STATED GOAL: Output each entry verbatim and exclude every picture from it.

ENTRIES PROVIDED:
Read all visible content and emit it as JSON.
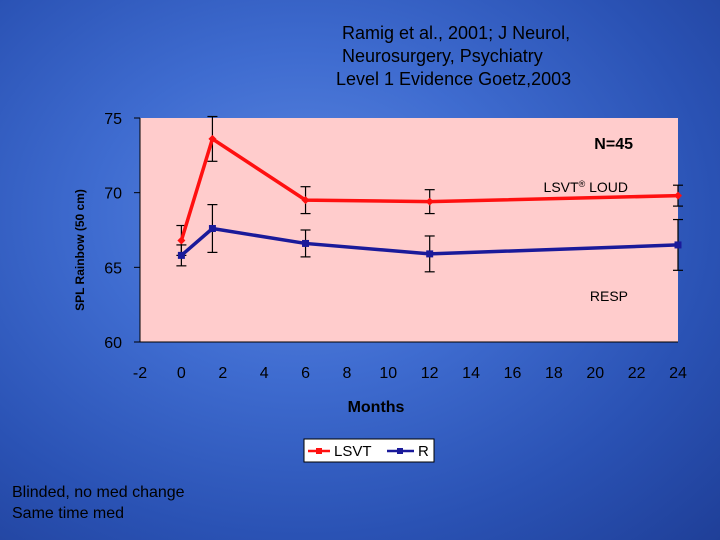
{
  "citation": {
    "line1": "Ramig et al., 2001; J Neurol,",
    "line2": "Neurosurgery, Psychiatry",
    "line3": "Level 1 Evidence Goetz,2003"
  },
  "footnote": {
    "line1": "Blinded, no med change",
    "line2": "Same time med"
  },
  "colors": {
    "plot_background": "#ffcccc",
    "lsvt": "#ff1010",
    "resp": "#1a1a9a"
  },
  "chart_data": {
    "type": "line",
    "title": "",
    "xlabel": "Months",
    "ylabel": "SPL Rainbow (50 cm)",
    "xlim": [
      -2,
      24
    ],
    "ylim": [
      60,
      75
    ],
    "x_ticks": [
      -2,
      0,
      2,
      4,
      6,
      8,
      10,
      12,
      14,
      16,
      18,
      20,
      22,
      24
    ],
    "y_ticks": [
      60,
      65,
      70,
      75
    ],
    "grid": false,
    "legend_position": "bottom-center",
    "annotations": {
      "n": "N=45",
      "lsvt_label": "LSVT",
      "lsvt_label_sup": "®",
      "lsvt_label_suffix": " LOUD",
      "resp_label": "RESP"
    },
    "legend": [
      "LSVT",
      "R"
    ],
    "series": [
      {
        "name": "LSVT",
        "x": [
          0,
          1.5,
          6,
          12,
          24
        ],
        "y": [
          66.8,
          73.6,
          69.5,
          69.4,
          69.8
        ],
        "err": [
          1.0,
          1.5,
          0.9,
          0.8,
          0.7
        ]
      },
      {
        "name": "R",
        "x": [
          0,
          1.5,
          6,
          12,
          24
        ],
        "y": [
          65.8,
          67.6,
          66.6,
          65.9,
          66.5
        ],
        "err": [
          0.7,
          1.6,
          0.9,
          1.2,
          1.7
        ]
      }
    ]
  }
}
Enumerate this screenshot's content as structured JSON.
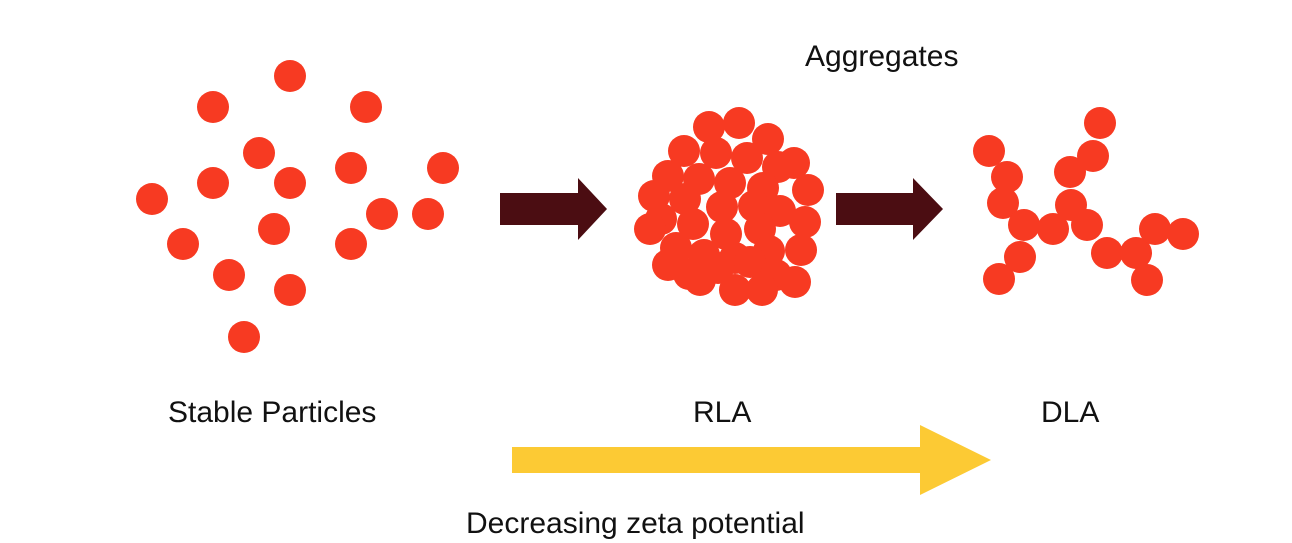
{
  "labels": {
    "aggregates": "Aggregates",
    "stable": "Stable Particles",
    "rla": "RLA",
    "dla": "DLA",
    "zeta": "Decreasing zeta potential"
  },
  "colors": {
    "particle": "#f73a22",
    "process_arrow": "#4b0d12",
    "zeta_arrow": "#fcca34",
    "text": "#111111"
  }
}
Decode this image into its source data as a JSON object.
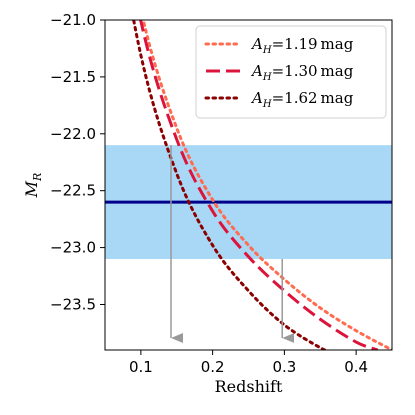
{
  "chart_data": {
    "type": "line",
    "xlabel": "Redshift",
    "ylabel": "M_R",
    "xlim": [
      0.05,
      0.45
    ],
    "ylim": [
      -21.0,
      -23.9
    ],
    "y_axis_inverted": true,
    "x_ticks": [
      0.1,
      0.2,
      0.3,
      0.4
    ],
    "x_tick_labels": [
      "0.1",
      "0.2",
      "0.3",
      "0.4"
    ],
    "y_ticks": [
      -21.0,
      -21.5,
      -22.0,
      -22.5,
      -23.0,
      -23.5
    ],
    "y_tick_labels": [
      "−21.0",
      "−21.5",
      "−22.0",
      "−22.5",
      "−23.0",
      "−23.5"
    ],
    "grid": false,
    "legend_position": "top-right",
    "band": {
      "y_low": -22.1,
      "y_high": -23.1,
      "color": "#a8d8f5"
    },
    "hline": {
      "y": -22.6,
      "color": "#00008b"
    },
    "series": [
      {
        "name": "A_H=1.19 mag",
        "label_main": "A",
        "label_sub": "H",
        "label_rest": "=1.19 mag",
        "style": "dotted",
        "color": "#ff6b50",
        "x": [
          0.05,
          0.1,
          0.15,
          0.2,
          0.25,
          0.3,
          0.35,
          0.4,
          0.45
        ],
        "y": [
          -19.15,
          -20.91,
          -21.95,
          -22.58,
          -22.98,
          -23.28,
          -23.53,
          -23.73,
          -23.9
        ]
      },
      {
        "name": "A_H=1.30 mag",
        "label_main": "A",
        "label_sub": "H",
        "label_rest": "=1.30 mag",
        "style": "dashed",
        "color": "#dc143c",
        "x": [
          0.05,
          0.1,
          0.15,
          0.2,
          0.25,
          0.3,
          0.35,
          0.4,
          0.43
        ],
        "y": [
          -19.25,
          -21.01,
          -22.05,
          -22.68,
          -23.08,
          -23.38,
          -23.63,
          -23.83,
          -23.9
        ]
      },
      {
        "name": "A_H=1.62 mag",
        "label_main": "A",
        "label_sub": "H",
        "label_rest": "=1.62 mag",
        "style": "dotted",
        "color": "#8b0000",
        "x": [
          0.05,
          0.1,
          0.15,
          0.2,
          0.25,
          0.3,
          0.35,
          0.36
        ],
        "y": [
          -19.55,
          -21.31,
          -22.35,
          -22.98,
          -23.38,
          -23.68,
          -23.88,
          -23.9
        ]
      }
    ],
    "arrows": [
      {
        "x": 0.142,
        "y_from": -22.1,
        "y_to": -23.9,
        "color": "#999999"
      },
      {
        "x": 0.297,
        "y_from": -23.1,
        "y_to": -23.9,
        "color": "#999999"
      }
    ]
  }
}
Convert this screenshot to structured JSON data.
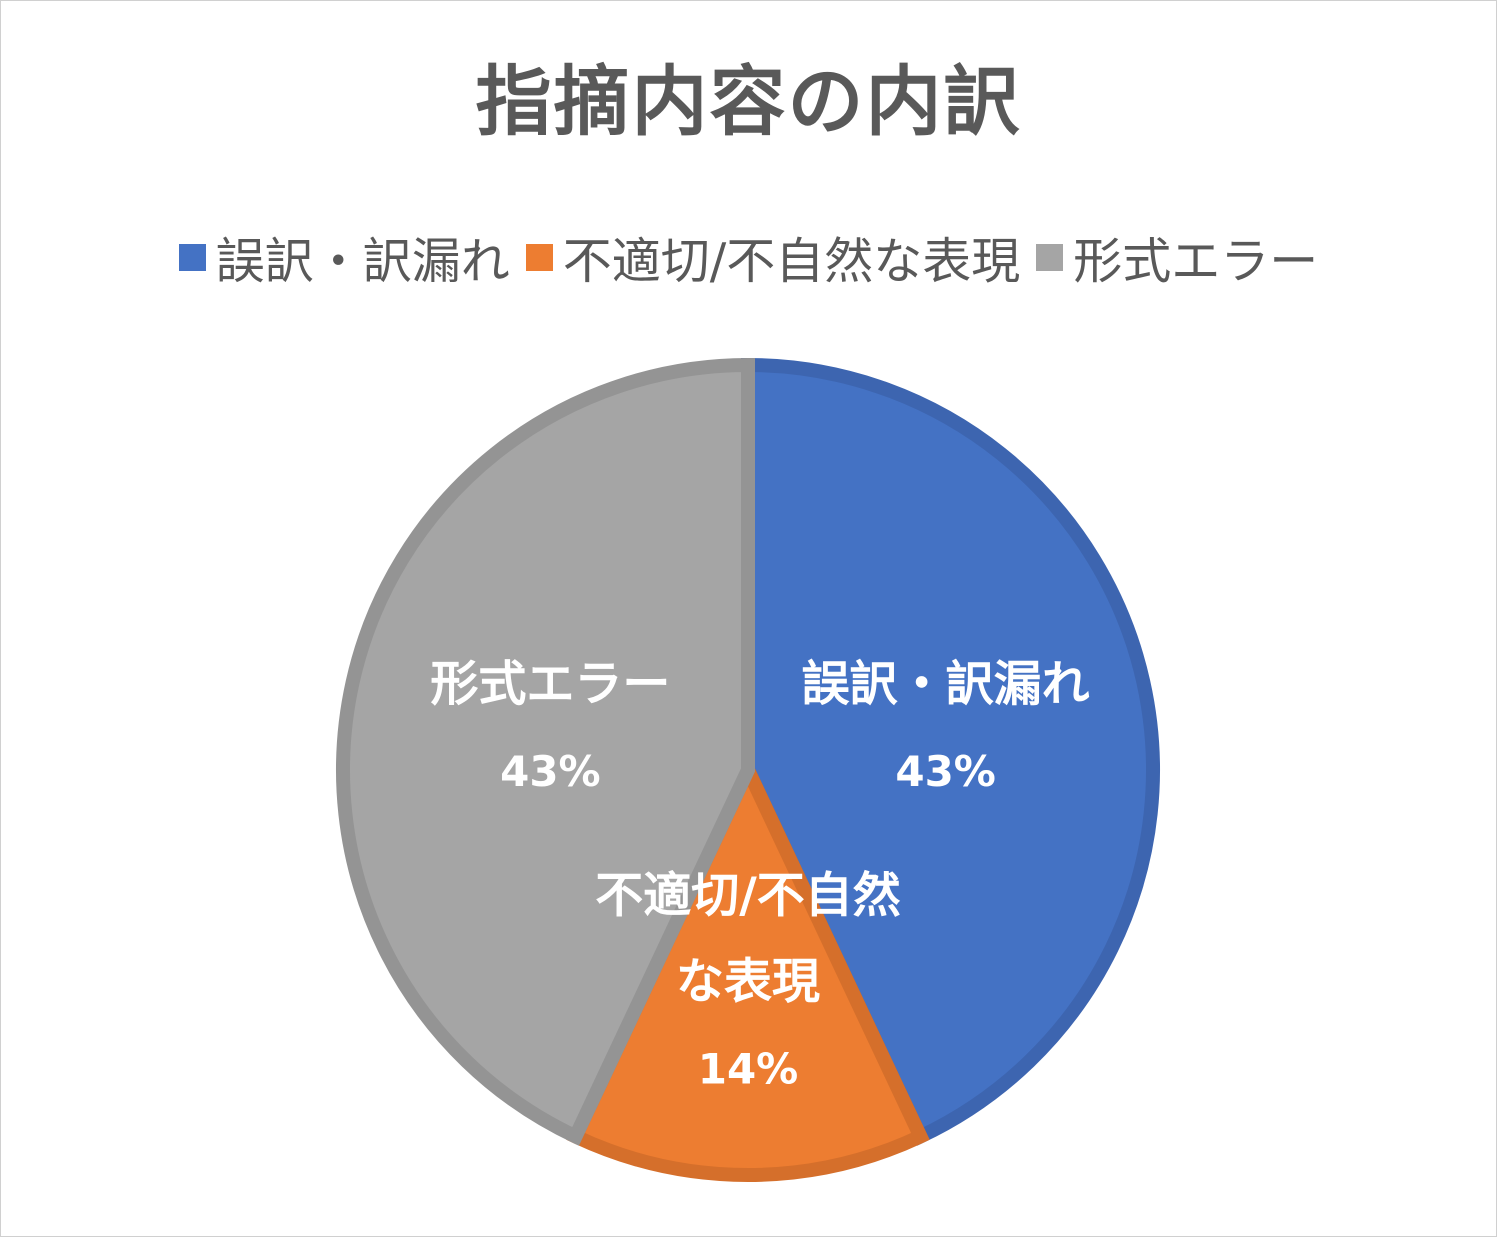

RESPONSE TO THIS EXERCISE:
Read all visible content and emit it as JSON.
{
  "citation": {
    "line1": "Ramig et al., 2001; J Neurol,",
    "line2": "Neurosurgery, Psychiatry",
    "line3": "Level 1 Evidence Goetz,2003"
  },
  "footnote": {
    "line1": "Blinded, no med change",
    "line2": "Same time med"
  },
  "colors": {
    "plot_background": "#ffcccc",
    "lsvt": "#ff1010",
    "resp": "#1a1a9a"
  },
  "chart_data": {
    "type": "line",
    "title": "",
    "xlabel": "Months",
    "ylabel": "SPL Rainbow (50 cm)",
    "xlim": [
      -2,
      24
    ],
    "ylim": [
      60,
      75
    ],
    "x_ticks": [
      -2,
      0,
      2,
      4,
      6,
      8,
      10,
      12,
      14,
      16,
      18,
      20,
      22,
      24
    ],
    "y_ticks": [
      60,
      65,
      70,
      75
    ],
    "grid": false,
    "legend_position": "bottom-center",
    "annotations": {
      "n": "N=45",
      "lsvt_label": "LSVT",
      "lsvt_label_sup": "®",
      "lsvt_label_suffix": " LOUD",
      "resp_label": "RESP"
    },
    "legend": [
      "LSVT",
      "R"
    ],
    "series": [
      {
        "name": "LSVT",
        "x": [
          0,
          1.5,
          6,
          12,
          24
        ],
        "y": [
          66.8,
          73.6,
          69.5,
          69.4,
          69.8
        ],
        "err": [
          1.0,
          1.5,
          0.9,
          0.8,
          0.7
        ]
      },
      {
        "name": "R",
        "x": [
          0,
          1.5,
          6,
          12,
          24
        ],
        "y": [
          65.8,
          67.6,
          66.6,
          65.9,
          66.5
        ],
        "err": [
          0.7,
          1.6,
          0.9,
          1.2,
          1.7
        ]
      }
    ]
  }
}
Enumerate this screenshot's content as structured JSON.
{
  "labels": {
    "aggregates": "Aggregates",
    "stable": "Stable Particles",
    "rla": "RLA",
    "dla": "DLA",
    "zeta": "Decreasing zeta potential"
  },
  "colors": {
    "particle": "#f73a22",
    "process_arrow": "#4b0d12",
    "zeta_arrow": "#fcca34",
    "text": "#111111"
  }
}
Decode this image into its source data as a JSON object.
{
  "chart_data": {
    "type": "line",
    "xlabel": "Redshift",
    "ylabel": "M_R",
    "xlim": [
      0.05,
      0.45
    ],
    "ylim": [
      -21.0,
      -23.9
    ],
    "y_axis_inverted": true,
    "x_ticks": [
      0.1,
      0.2,
      0.3,
      0.4
    ],
    "x_tick_labels": [
      "0.1",
      "0.2",
      "0.3",
      "0.4"
    ],
    "y_ticks": [
      -21.0,
      -21.5,
      -22.0,
      -22.5,
      -23.0,
      -23.5
    ],
    "y_tick_labels": [
      "−21.0",
      "−21.5",
      "−22.0",
      "−22.5",
      "−23.0",
      "−23.5"
    ],
    "grid": false,
    "legend_position": "top-right",
    "band": {
      "y_low": -22.1,
      "y_high": -23.1,
      "color": "#a8d8f5"
    },
    "hline": {
      "y": -22.6,
      "color": "#00008b"
    },
    "series": [
      {
        "name": "A_H=1.19 mag",
        "label_main": "A",
        "label_sub": "H",
        "label_rest": "=1.19 mag",
        "style": "dotted",
        "color": "#ff6b50",
        "x": [
          0.05,
          0.1,
          0.15,
          0.2,
          0.25,
          0.3,
          0.35,
          0.4,
          0.45
        ],
        "y": [
          -19.15,
          -20.91,
          -21.95,
          -22.58,
          -22.98,
          -23.28,
          -23.53,
          -23.73,
          -23.9
        ]
      },
      {
        "name": "A_H=1.30 mag",
        "label_main": "A",
        "label_sub": "H",
        "label_rest": "=1.30 mag",
        "style": "dashed",
        "color": "#dc143c",
        "x": [
          0.05,
          0.1,
          0.15,
          0.2,
          0.25,
          0.3,
          0.35,
          0.4,
          0.43
        ],
        "y": [
          -19.25,
          -21.01,
          -22.05,
          -22.68,
          -23.08,
          -23.38,
          -23.63,
          -23.83,
          -23.9
        ]
      },
      {
        "name": "A_H=1.62 mag",
        "label_main": "A",
        "label_sub": "H",
        "label_rest": "=1.62 mag",
        "style": "dotted",
        "color": "#8b0000",
        "x": [
          0.05,
          0.1,
          0.15,
          0.2,
          0.25,
          0.3,
          0.35,
          0.36
        ],
        "y": [
          -19.55,
          -21.31,
          -22.35,
          -22.98,
          -23.38,
          -23.68,
          -23.88,
          -23.9
        ]
      }
    ],
    "arrows": [
      {
        "x": 0.142,
        "y_from": -22.1,
        "y_to": -23.9,
        "color": "#999999"
      },
      {
        "x": 0.297,
        "y_from": -23.1,
        "y_to": -23.9,
        "color": "#999999"
      }
    ]
  }
}
Convert this screenshot to structured JSON data.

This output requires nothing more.